■ WRITTEN TASK:
How many of the lines contain the string "Aviation"? Give the number, with no other words.

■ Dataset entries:
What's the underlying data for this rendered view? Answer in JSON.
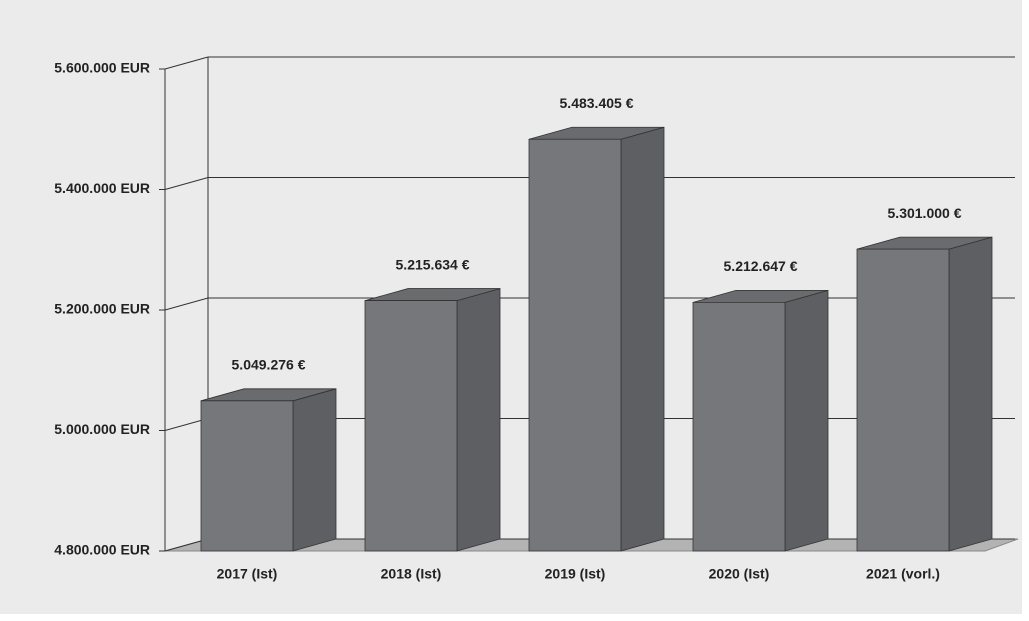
{
  "chart_data": {
    "type": "bar3d",
    "categories": [
      "2017 (Ist)",
      "2018 (Ist)",
      "2019 (Ist)",
      "2020 (Ist)",
      "2021 (vorl.)"
    ],
    "values": [
      5049276,
      5215634,
      5483405,
      5212647,
      5301000
    ],
    "value_labels": [
      "5.049.276 €",
      "5.215.634 €",
      "5.483.405 €",
      "5.212.647 €",
      "5.301.000 €"
    ],
    "color": "#76777b",
    "ylim": [
      4800000,
      5600000
    ],
    "yticks": [
      {
        "value": 4800000,
        "label": "4.800.000 EUR"
      },
      {
        "value": 5000000,
        "label": "5.000.000 EUR"
      },
      {
        "value": 5200000,
        "label": "5.200.000 EUR"
      },
      {
        "value": 5400000,
        "label": "5.400.000 EUR"
      },
      {
        "value": 5600000,
        "label": "5.600.000 EUR"
      }
    ],
    "grid": true
  }
}
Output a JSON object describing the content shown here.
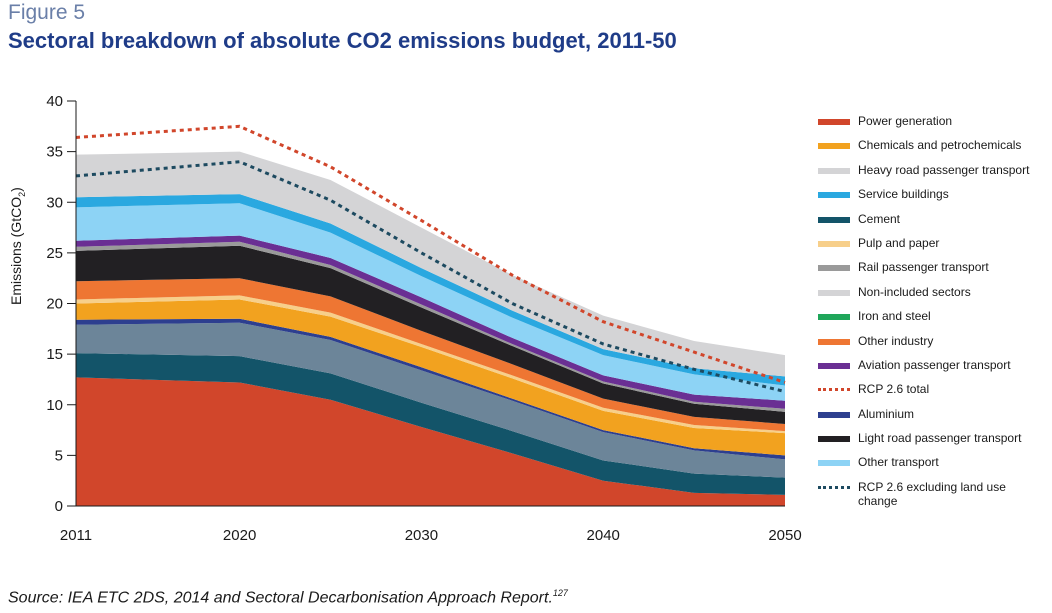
{
  "figure_label": "Figure 5",
  "title": "Sectoral breakdown of absolute CO2 emissions budget, 2011-50",
  "source_text": "Source: IEA ETC 2DS, 2014 and Sectoral Decarbonisation Approach Report.",
  "source_sup": "127",
  "chart_data": {
    "type": "area",
    "stacked": true,
    "title": "Sectoral breakdown of absolute CO2 emissions budget, 2011-50",
    "xlabel": "",
    "ylabel": "Emissions (GtCO",
    "ylabel_sub": "2",
    "ylabel_close": ")",
    "ylim": [
      0,
      40
    ],
    "yticks": [
      0,
      5,
      10,
      15,
      20,
      25,
      30,
      35,
      40
    ],
    "x": [
      2011,
      2020,
      2025,
      2030,
      2035,
      2040,
      2045,
      2050
    ],
    "xticks": [
      2011,
      2020,
      2030,
      2040,
      2050
    ],
    "legend_position": "right",
    "stack_order": [
      {
        "name": "Power generation",
        "color": "#d1462b",
        "values": [
          12.7,
          12.2,
          10.5,
          7.8,
          5.2,
          2.5,
          1.3,
          1.1
        ]
      },
      {
        "name": "Cement",
        "color": "#135469",
        "values": [
          2.4,
          2.6,
          2.6,
          2.4,
          2.2,
          2.0,
          1.9,
          1.7
        ]
      },
      {
        "name": "Other transport",
        "color": "#6c8599",
        "values": [
          2.8,
          3.3,
          3.3,
          3.2,
          3.0,
          2.8,
          2.3,
          1.8
        ]
      },
      {
        "name": "Aluminium",
        "color": "#2d3f8f",
        "values": [
          0.5,
          0.4,
          0.3,
          0.3,
          0.2,
          0.2,
          0.2,
          0.4
        ]
      },
      {
        "name": "Chemicals and petrochemicals",
        "color": "#f2a21f",
        "values": [
          1.6,
          1.9,
          2.0,
          2.0,
          2.0,
          1.9,
          2.0,
          2.2
        ]
      },
      {
        "name": "Pulp and paper",
        "color": "#f7cf8a",
        "values": [
          0.4,
          0.4,
          0.4,
          0.3,
          0.3,
          0.3,
          0.3,
          0.2
        ]
      },
      {
        "name": "Other industry",
        "color": "#ee7633",
        "values": [
          1.8,
          1.7,
          1.6,
          1.3,
          1.1,
          0.9,
          0.8,
          0.7
        ]
      },
      {
        "name": "Iron and steel",
        "color": "#1fa65a",
        "values": [
          0.0,
          0.0,
          0.0,
          0.0,
          0.0,
          0.0,
          0.0,
          0.0
        ]
      },
      {
        "name": "Light road passenger transport",
        "color": "#222023",
        "values": [
          3.0,
          3.2,
          2.8,
          2.3,
          1.8,
          1.5,
          1.3,
          1.2
        ]
      },
      {
        "name": "Rail passenger transport",
        "color": "#9a9a9a",
        "values": [
          0.4,
          0.4,
          0.3,
          0.3,
          0.2,
          0.2,
          0.2,
          0.3
        ]
      },
      {
        "name": "Aviation passenger transport",
        "color": "#6a2f93",
        "values": [
          0.6,
          0.6,
          0.7,
          0.7,
          0.6,
          0.6,
          0.7,
          0.8
        ]
      },
      {
        "name": "Other transport (light blue)",
        "color": "#8dd3f5",
        "values": [
          3.3,
          3.2,
          2.5,
          2.1,
          2.0,
          2.0,
          2.0,
          1.5
        ]
      },
      {
        "name": "Service buildings",
        "color": "#2aa8e0",
        "values": [
          1.0,
          0.9,
          0.9,
          0.8,
          0.7,
          0.6,
          0.6,
          0.9
        ]
      },
      {
        "name": "Heavy road passenger transport",
        "color": "#d4d4d6",
        "values": [
          4.2,
          4.2,
          4.3,
          4.0,
          3.5,
          3.3,
          2.7,
          2.1
        ]
      }
    ],
    "lines": [
      {
        "name": "RCP 2.6 total",
        "color": "#d1462b",
        "values": [
          36.4,
          37.5,
          33.5,
          28.2,
          22.8,
          18.2,
          15.2,
          12.2
        ]
      },
      {
        "name": "RCP 2.6 excluding land use change",
        "color": "#1d4a60",
        "values": [
          32.6,
          34.0,
          30.2,
          25.0,
          20.0,
          16.0,
          13.5,
          11.3
        ]
      }
    ]
  },
  "legend": [
    {
      "label": "Power generation",
      "color": "#d1462b",
      "style": "solid"
    },
    {
      "label": "Chemicals and petrochemicals",
      "color": "#f2a21f",
      "style": "solid"
    },
    {
      "label": "Heavy road passenger transport",
      "color": "#d4d4d6",
      "style": "solid"
    },
    {
      "label": "Service buildings",
      "color": "#2aa8e0",
      "style": "solid"
    },
    {
      "label": "Cement",
      "color": "#135469",
      "style": "solid"
    },
    {
      "label": "Pulp and paper",
      "color": "#f7cf8a",
      "style": "solid"
    },
    {
      "label": "Rail passenger transport",
      "color": "#9a9a9a",
      "style": "solid"
    },
    {
      "label": "Non-included sectors",
      "color": "#d4d4d6",
      "style": "solid"
    },
    {
      "label": "Iron and steel",
      "color": "#1fa65a",
      "style": "solid"
    },
    {
      "label": "Other industry",
      "color": "#ee7633",
      "style": "solid"
    },
    {
      "label": "Aviation passenger transport",
      "color": "#6a2f93",
      "style": "solid"
    },
    {
      "label": "RCP 2.6 total",
      "color": "#d1462b",
      "style": "dashed"
    },
    {
      "label": "Aluminium",
      "color": "#2d3f8f",
      "style": "solid"
    },
    {
      "label": "Light road passenger transport",
      "color": "#222023",
      "style": "solid"
    },
    {
      "label": "Other transport",
      "color": "#8dd3f5",
      "style": "solid"
    },
    {
      "label": "RCP 2.6 excluding land use change",
      "color": "#1d4a60",
      "style": "dashed"
    }
  ]
}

■ EXERCISE RESPONSE:
2